Aim:
Images should be left out, and everything else in the listing reproduced exactly.

Records supplied:
++++++

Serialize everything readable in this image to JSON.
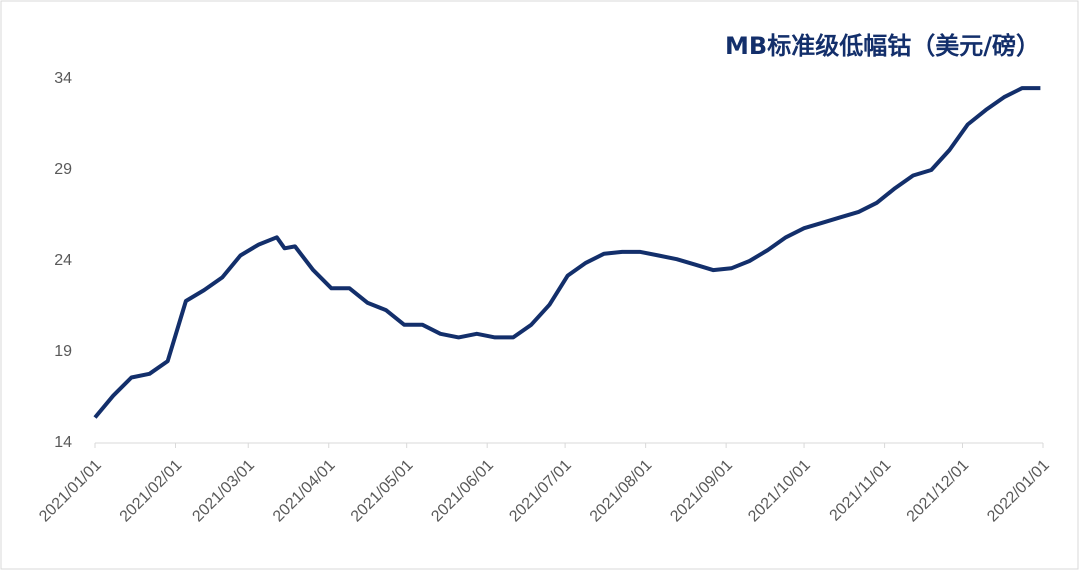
{
  "chart_data": {
    "type": "line",
    "title": "MB标准级低幅钴（美元/磅）",
    "x": [
      "2021/01/01",
      "2021/01/08",
      "2021/01/15",
      "2021/01/22",
      "2021/01/29",
      "2021/02/05",
      "2021/02/12",
      "2021/02/19",
      "2021/02/26",
      "2021/03/05",
      "2021/03/12",
      "2021/03/15",
      "2021/03/19",
      "2021/03/26",
      "2021/04/02",
      "2021/04/09",
      "2021/04/16",
      "2021/04/23",
      "2021/04/30",
      "2021/05/07",
      "2021/05/14",
      "2021/05/21",
      "2021/05/28",
      "2021/06/04",
      "2021/06/11",
      "2021/06/18",
      "2021/06/25",
      "2021/07/02",
      "2021/07/09",
      "2021/07/16",
      "2021/07/23",
      "2021/07/30",
      "2021/08/06",
      "2021/08/13",
      "2021/08/20",
      "2021/08/27",
      "2021/09/03",
      "2021/09/10",
      "2021/09/17",
      "2021/09/24",
      "2021/10/01",
      "2021/10/08",
      "2021/10/15",
      "2021/10/22",
      "2021/10/29",
      "2021/11/05",
      "2021/11/12",
      "2021/11/19",
      "2021/11/26",
      "2021/12/03",
      "2021/12/10",
      "2021/12/17",
      "2021/12/24",
      "2021/12/31"
    ],
    "series": [
      {
        "name": "MB标准级低幅钴",
        "color": "#132f6b",
        "values": [
          15.4,
          16.6,
          17.6,
          17.8,
          18.5,
          21.8,
          22.4,
          23.1,
          24.3,
          24.9,
          25.3,
          24.7,
          24.8,
          23.5,
          22.5,
          22.5,
          21.7,
          21.3,
          20.5,
          20.5,
          20.0,
          19.8,
          20.0,
          19.8,
          19.8,
          20.5,
          21.6,
          23.2,
          23.9,
          24.4,
          24.5,
          24.5,
          24.3,
          24.1,
          23.8,
          23.5,
          23.6,
          24.0,
          24.6,
          25.3,
          25.8,
          26.1,
          26.4,
          26.7,
          27.2,
          28.0,
          28.7,
          29.0,
          30.1,
          31.5,
          32.3,
          33.0,
          33.5,
          33.5
        ]
      }
    ],
    "xlim": [
      "2021/01/01",
      "2022/01/01"
    ],
    "xticks": [
      "2021/01/01",
      "2021/02/01",
      "2021/03/01",
      "2021/04/01",
      "2021/05/01",
      "2021/06/01",
      "2021/07/01",
      "2021/08/01",
      "2021/09/01",
      "2021/10/01",
      "2021/11/01",
      "2021/12/01",
      "2022/01/01"
    ],
    "ylim": [
      14,
      34
    ],
    "yticks": [
      14,
      19,
      24,
      29,
      34
    ],
    "grid": false
  }
}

++++++

Solution for this problem:
Serialize everything readable in this image to JSON.
{
  "chart_data": {
    "type": "line",
    "title": "MB标准级低幅钴（美元/磅）",
    "x": [
      "2021/01/01",
      "2021/01/08",
      "2021/01/15",
      "2021/01/22",
      "2021/01/29",
      "2021/02/05",
      "2021/02/12",
      "2021/02/19",
      "2021/02/26",
      "2021/03/05",
      "2021/03/12",
      "2021/03/15",
      "2021/03/19",
      "2021/03/26",
      "2021/04/02",
      "2021/04/09",
      "2021/04/16",
      "2021/04/23",
      "2021/04/30",
      "2021/05/07",
      "2021/05/14",
      "2021/05/21",
      "2021/05/28",
      "2021/06/04",
      "2021/06/11",
      "2021/06/18",
      "2021/06/25",
      "2021/07/02",
      "2021/07/09",
      "2021/07/16",
      "2021/07/23",
      "2021/07/30",
      "2021/08/06",
      "2021/08/13",
      "2021/08/20",
      "2021/08/27",
      "2021/09/03",
      "2021/09/10",
      "2021/09/17",
      "2021/09/24",
      "2021/10/01",
      "2021/10/08",
      "2021/10/15",
      "2021/10/22",
      "2021/10/29",
      "2021/11/05",
      "2021/11/12",
      "2021/11/19",
      "2021/11/26",
      "2021/12/03",
      "2021/12/10",
      "2021/12/17",
      "2021/12/24",
      "2021/12/31"
    ],
    "series": [
      {
        "name": "MB标准级低幅钴",
        "color": "#132f6b",
        "values": [
          15.4,
          16.6,
          17.6,
          17.8,
          18.5,
          21.8,
          22.4,
          23.1,
          24.3,
          24.9,
          25.3,
          24.7,
          24.8,
          23.5,
          22.5,
          22.5,
          21.7,
          21.3,
          20.5,
          20.5,
          20.0,
          19.8,
          20.0,
          19.8,
          19.8,
          20.5,
          21.6,
          23.2,
          23.9,
          24.4,
          24.5,
          24.5,
          24.3,
          24.1,
          23.8,
          23.5,
          23.6,
          24.0,
          24.6,
          25.3,
          25.8,
          26.1,
          26.4,
          26.7,
          27.2,
          28.0,
          28.7,
          29.0,
          30.1,
          31.5,
          32.3,
          33.0,
          33.5,
          33.5
        ]
      }
    ],
    "xlim": [
      "2021/01/01",
      "2022/01/01"
    ],
    "xticks": [
      "2021/01/01",
      "2021/02/01",
      "2021/03/01",
      "2021/04/01",
      "2021/05/01",
      "2021/06/01",
      "2021/07/01",
      "2021/08/01",
      "2021/09/01",
      "2021/10/01",
      "2021/11/01",
      "2021/12/01",
      "2022/01/01"
    ],
    "ylim": [
      14,
      34
    ],
    "yticks": [
      14,
      19,
      24,
      29,
      34
    ],
    "grid": false
  }
}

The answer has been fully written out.